**GIVEN EXERCISE**
Each record below must be returned exactly as shown.

== == ==

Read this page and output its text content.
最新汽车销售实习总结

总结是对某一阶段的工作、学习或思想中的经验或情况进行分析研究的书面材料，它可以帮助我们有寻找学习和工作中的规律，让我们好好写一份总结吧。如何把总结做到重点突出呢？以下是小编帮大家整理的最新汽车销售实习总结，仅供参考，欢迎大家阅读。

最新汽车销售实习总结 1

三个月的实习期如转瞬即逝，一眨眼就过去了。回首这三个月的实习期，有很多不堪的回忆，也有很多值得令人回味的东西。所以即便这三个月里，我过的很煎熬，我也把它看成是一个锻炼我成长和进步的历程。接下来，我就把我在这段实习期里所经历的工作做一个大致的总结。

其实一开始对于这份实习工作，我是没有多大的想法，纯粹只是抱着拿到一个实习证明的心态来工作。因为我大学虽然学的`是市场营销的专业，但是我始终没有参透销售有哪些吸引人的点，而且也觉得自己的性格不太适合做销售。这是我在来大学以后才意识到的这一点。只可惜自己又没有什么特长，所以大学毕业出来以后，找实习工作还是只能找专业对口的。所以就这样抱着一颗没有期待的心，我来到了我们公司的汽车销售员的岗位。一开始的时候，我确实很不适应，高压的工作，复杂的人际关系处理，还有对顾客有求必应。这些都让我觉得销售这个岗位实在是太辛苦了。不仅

== == ==

**SOLVED EXERCISE**
Read this page and output its text content.
最新汽车销售实习总结

总结是对某一阶段的工作、学习或思想中的经验或情况进行分析研究的书面材料，它可以帮助我们有寻找学习和工作中的规律，让我们好好写一份总结吧。如何把总结做到重点突出呢？以下是小编帮大家整理的最新汽车销售实习总结，仅供参考，欢迎大家阅读。

最新汽车销售实习总结 1

三个月的实习期如转瞬即逝，一眨眼就过去了。回首这三个月的实习期，有很多不堪的回忆，也有很多值得令人回味的东西。所以即便这三个月里，我过的很煎熬，我也把它看成是一个锻炼我成长和进步的历程。接下来，我就把我在这段实习期里所经历的工作做一个大致的总结。

其实一开始对于这份实习工作，我是没有多大的想法，纯粹只是抱着拿到一个实习证明的心态来工作。因为我大学虽然学的`是市场营销的专业，但是我始终没有参透销售有哪些吸引人的点，而且也觉得自己的性格不太适合做销售。这是我在来大学以后才意识到的这一点。只可惜自己又没有什么特长，所以大学毕业出来以后，找实习工作还是只能找专业对口的。所以就这样抱着一颗没有期待的心，我来到了我们公司的汽车销售员的岗位。一开始的时候，我确实很不适应，高压的工作，复杂的人际关系处理，还有对顾客有求必应。这些都让我觉得销售这个岗位实在是太辛苦了。不仅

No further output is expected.